→ Exercise brief: Show, in full, each line of the data that contains "document".

→ Supplied records:
** begin **
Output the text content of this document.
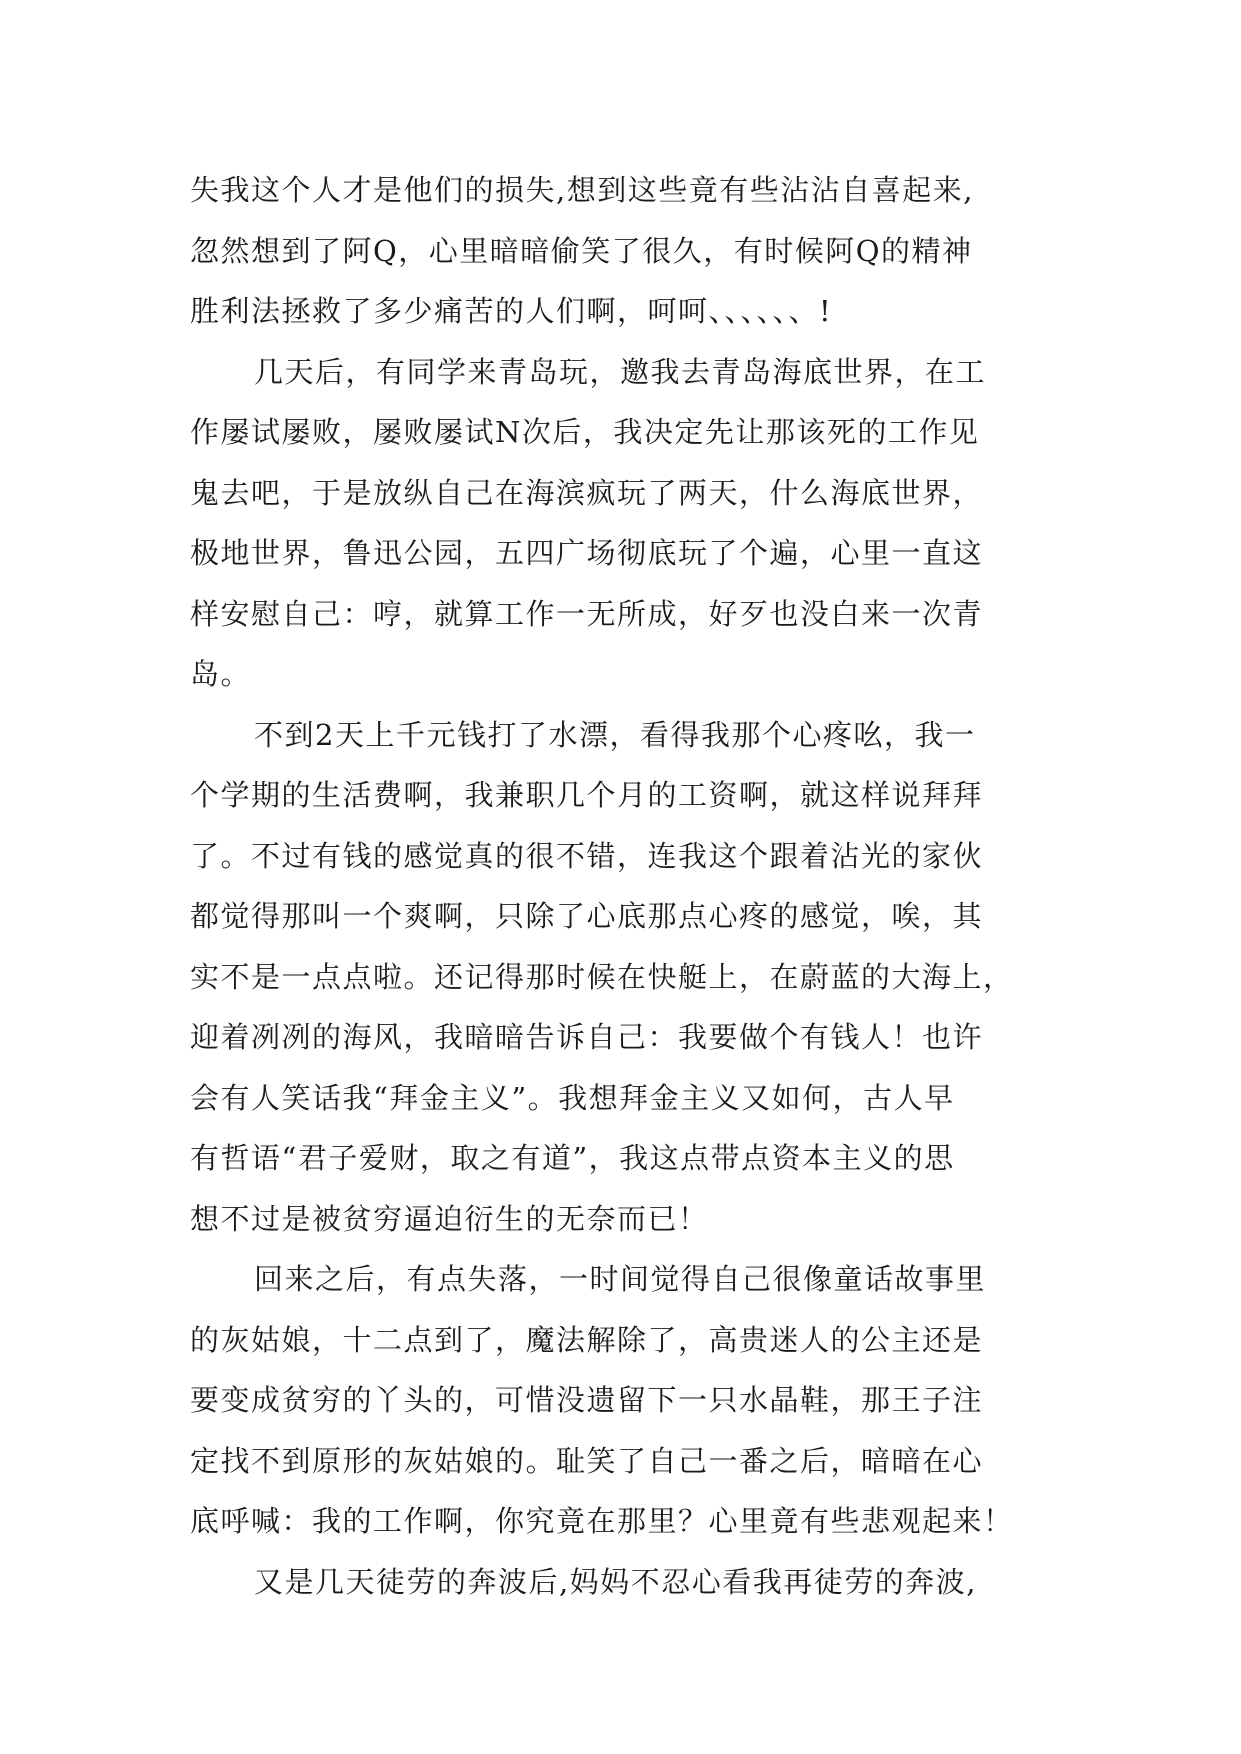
失我这个人才是他们的损失,想到这些竟有些沾沾自喜起来,
忽然想到了阿Q，心里暗暗偷笑了很久，有时候阿Q的精神
胜利法拯救了多少痛苦的人们啊，呵呵、、、、、、!
几天后，有同学来青岛玩，邀我去青岛海底世界，在工
作屡试屡败，屡败屡试N次后，我决定先让那该死的工作见
鬼去吧，于是放纵自己在海滨疯玩了两天，什么海底世界，
极地世界，鲁迅公园，五四广场彻底玩了个遍，心里一直这
样安慰自己：哼，就算工作一无所成，好歹也没白来一次青
岛。
不到2天上千元钱打了水漂，看得我那个心疼吆，我一
个学期的生活费啊，我兼职几个月的工资啊，就这样说拜拜
了。不过有钱的感觉真的很不错，连我这个跟着沾光的家伙
都觉得那叫一个爽啊，只除了心底那点心疼的感觉，唉，其
实不是一点点啦。还记得那时候在快艇上，在蔚蓝的大海上，
迎着冽冽的海风，我暗暗告诉自己：我要做个有钱人！也许
会有人笑话我“拜金主义”。我想拜金主义又如何，古人早
有哲语“君子爱财，取之有道”，我这点带点资本主义的思
想不过是被贫穷逼迫衍生的无奈而已！
回来之后，有点失落，一时间觉得自己很像童话故事里
的灰姑娘，十二点到了，魔法解除了，高贵迷人的公主还是
要变成贫穷的丫头的，可惜没遗留下一只水晶鞋，那王子注
定找不到原形的灰姑娘的。耻笑了自己一番之后，暗暗在心
底呼喊：我的工作啊，你究竟在那里？心里竟有些悲观起来！
又是几天徒劳的奔波后,妈妈不忍心看我再徒劳的奔波,
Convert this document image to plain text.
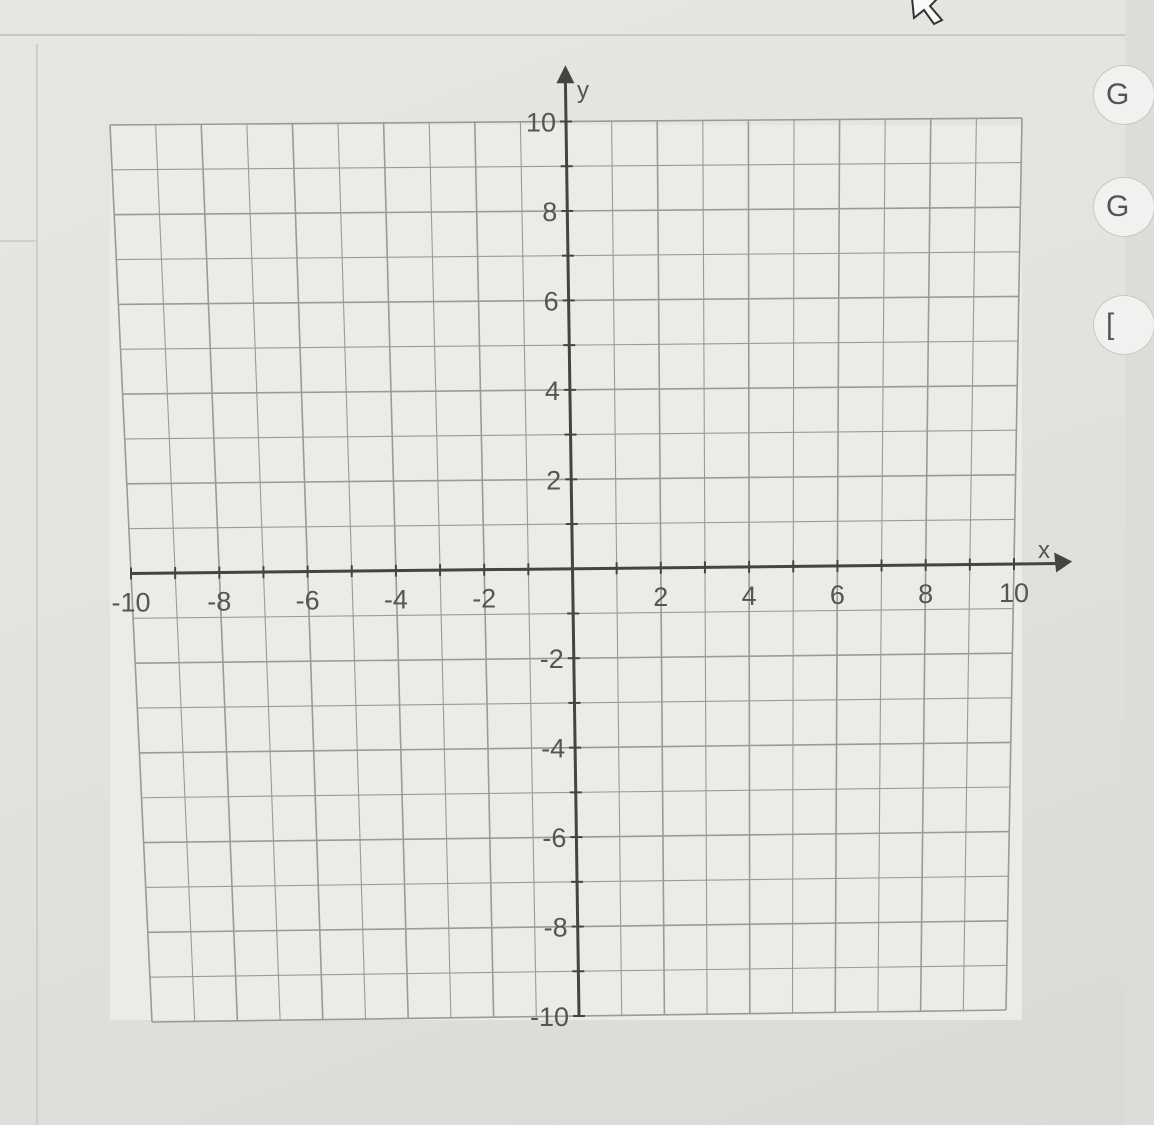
G
G
[
-10 -8 -6 -4 -2	2	4	6	8 10
10
8
6
4
2
-2
-4
-6
-8
-10
x
y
** end **
→ Final answer:
Output the text content of this document.
Convert this document image to plain text.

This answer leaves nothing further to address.